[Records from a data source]

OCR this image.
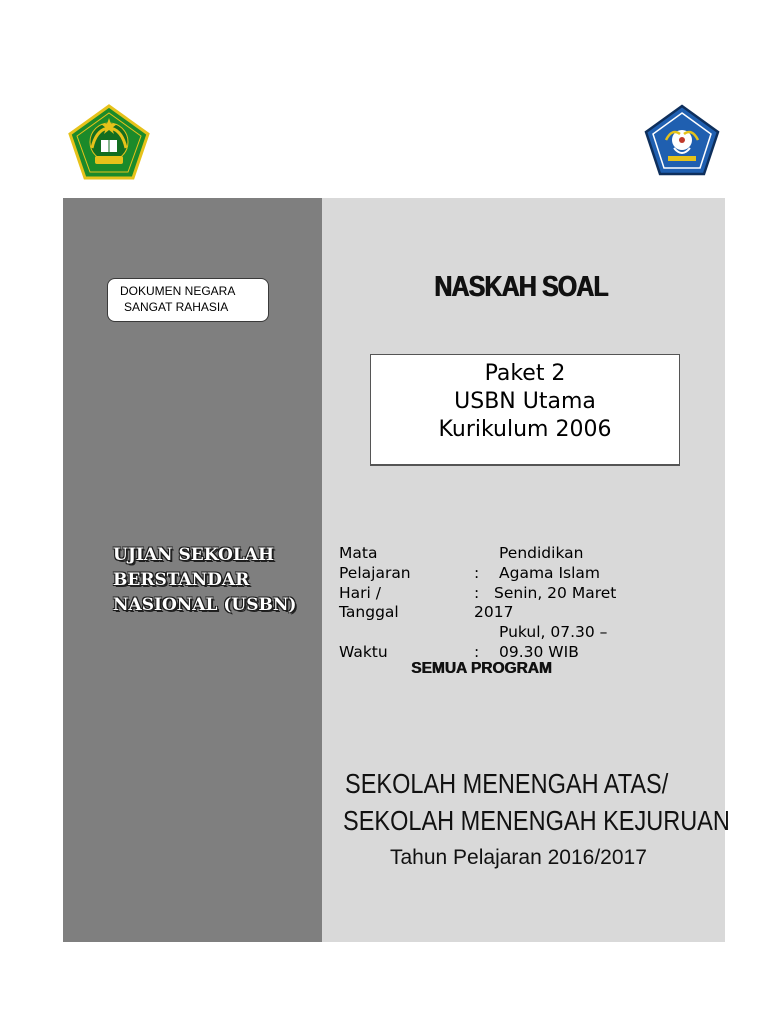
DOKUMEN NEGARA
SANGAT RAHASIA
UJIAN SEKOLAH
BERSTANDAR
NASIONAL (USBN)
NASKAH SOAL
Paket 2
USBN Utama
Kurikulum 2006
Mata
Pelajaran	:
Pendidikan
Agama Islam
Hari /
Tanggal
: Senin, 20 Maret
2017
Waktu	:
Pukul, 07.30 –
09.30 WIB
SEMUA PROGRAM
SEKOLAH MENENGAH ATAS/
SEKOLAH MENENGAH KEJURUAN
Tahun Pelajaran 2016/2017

* **AIM**
Identify which lines contain the word "MENENGAH" and copy each one.

* **COMPLETE RESPONSE**
SEKOLAH MENENGAH ATAS/
SEKOLAH MENENGAH KEJURUAN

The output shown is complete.